DIRECTIONS FOR THIS TASK> Reproduce every line of the material below, but drop the pictures.

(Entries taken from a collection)
....................

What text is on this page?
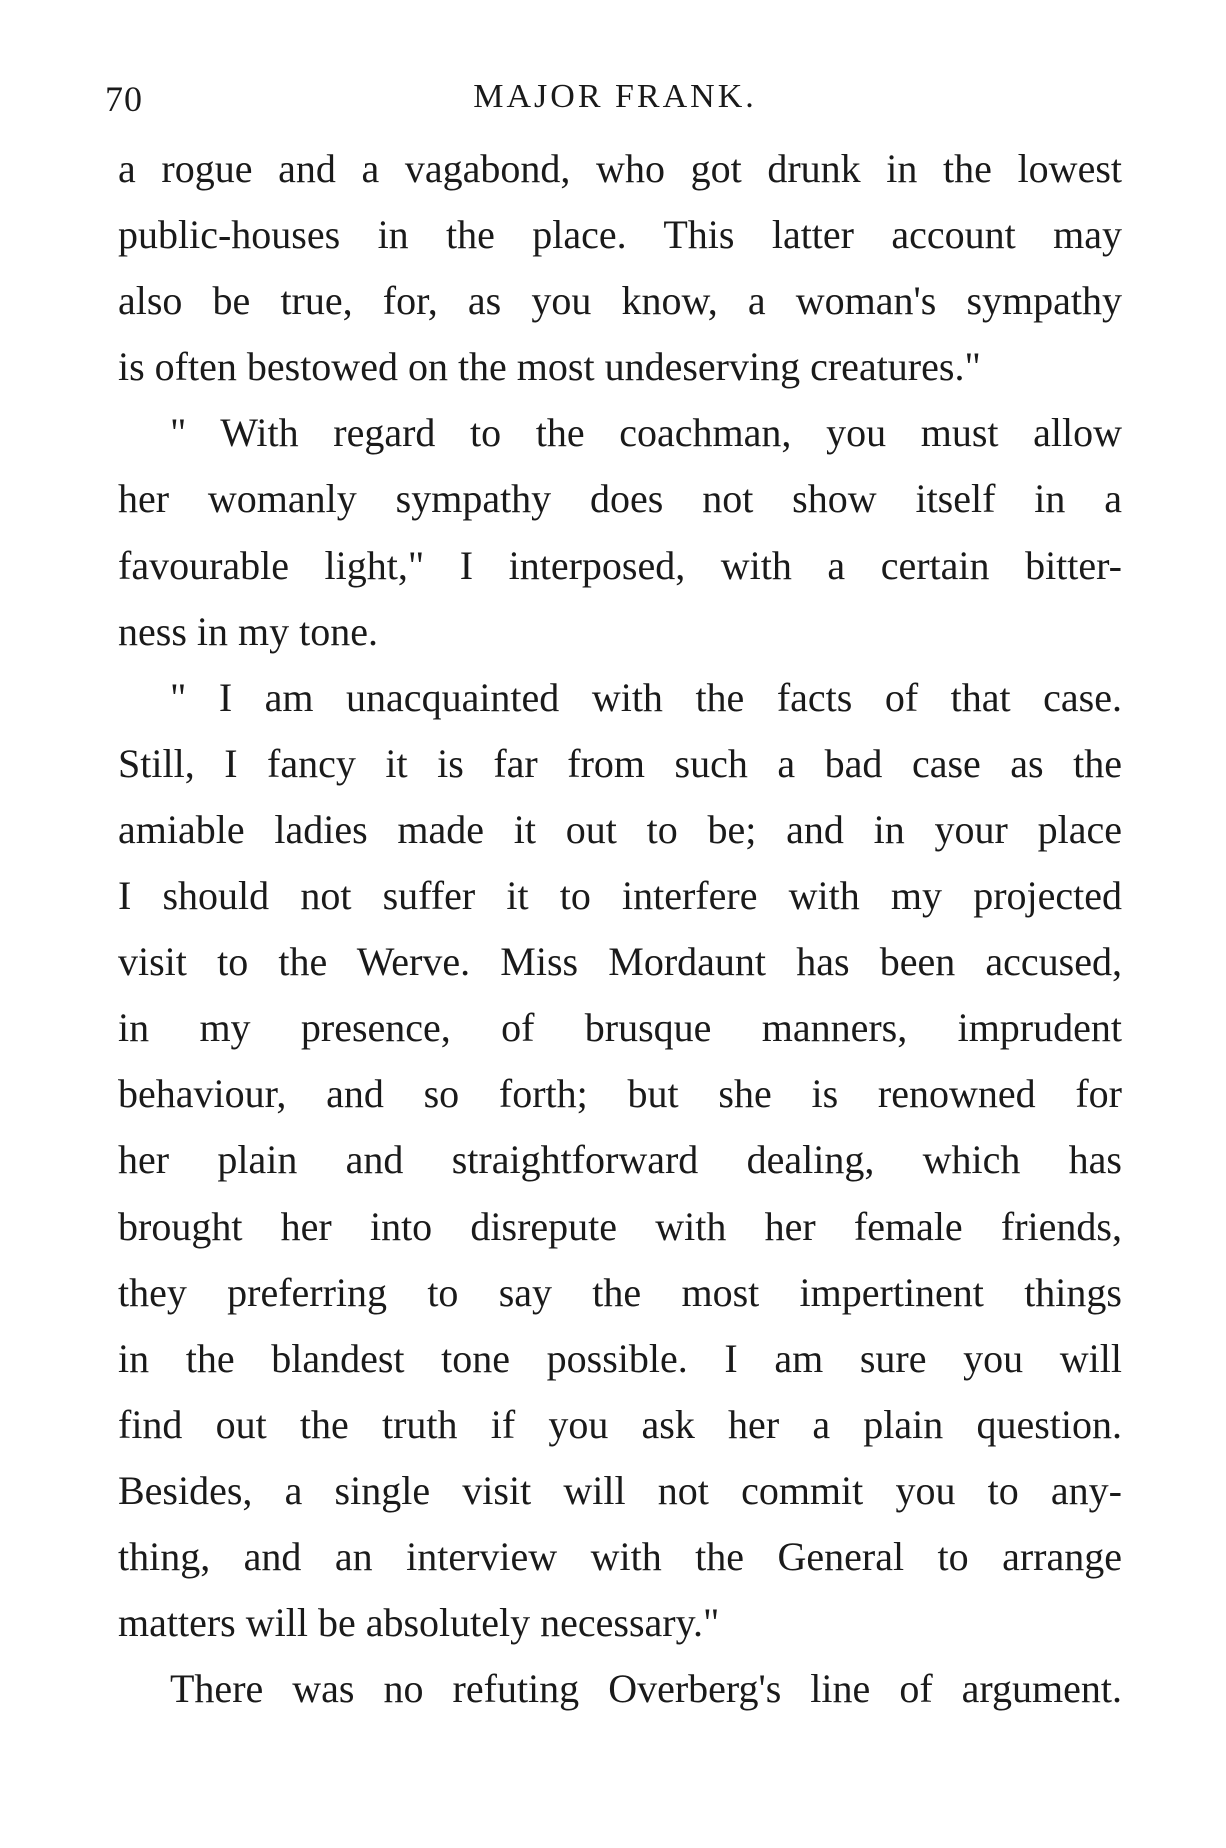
70	MAJOR FRANK.

a rogue and a vagabond, who got drunk in the lowest
public-houses in the place. This latter account may
also be true, for, as you know, a woman's sympathy
is often bestowed on the most undeserving creatures."

" With regard to the coachman, you must allow
her womanly sympathy does not show itself in a
favourable light," I interposed, with a certain bitter-
ness in my tone.

" I am unacquainted with the facts of that case.
Still, I fancy it is far from such a bad case as the
amiable ladies made it out to be; and in your place
I should not suffer it to interfere with my projected
visit to the Werve. Miss Mordaunt has been accused,
in my presence, of brusque manners, imprudent
behaviour, and so forth; but she is renowned for
her plain and straightforward dealing, which has
brought her into disrepute with her female friends,
they preferring to say the most impertinent things
in the blandest tone possible. I am sure you will
find out the truth if you ask her a plain question.
Besides, a single visit will not commit you to any-
thing, and an interview with the General to arrange
matters will be absolutely necessary."

There was no refuting Overberg's line of argument.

....................

FINAL RESULT>
What text is on this page?
70	MAJOR FRANK.

a rogue and a vagabond, who got drunk in the lowest
public-houses in the place. This latter account may
also be true, for, as you know, a woman's sympathy
is often bestowed on the most undeserving creatures."

" With regard to the coachman, you must allow
her womanly sympathy does not show itself in a
favourable light," I interposed, with a certain bitter-
ness in my tone.

" I am unacquainted with the facts of that case.
Still, I fancy it is far from such a bad case as the
amiable ladies made it out to be; and in your place
I should not suffer it to interfere with my projected
visit to the Werve. Miss Mordaunt has been accused,
in my presence, of brusque manners, imprudent
behaviour, and so forth; but she is renowned for
her plain and straightforward dealing, which has
brought her into disrepute with her female friends,
they preferring to say the most impertinent things
in the blandest tone possible. I am sure you will
find out the truth if you ask her a plain question.
Besides, a single visit will not commit you to any-
thing, and an interview with the General to arrange
matters will be absolutely necessary."

There was no refuting Overberg's line of argument.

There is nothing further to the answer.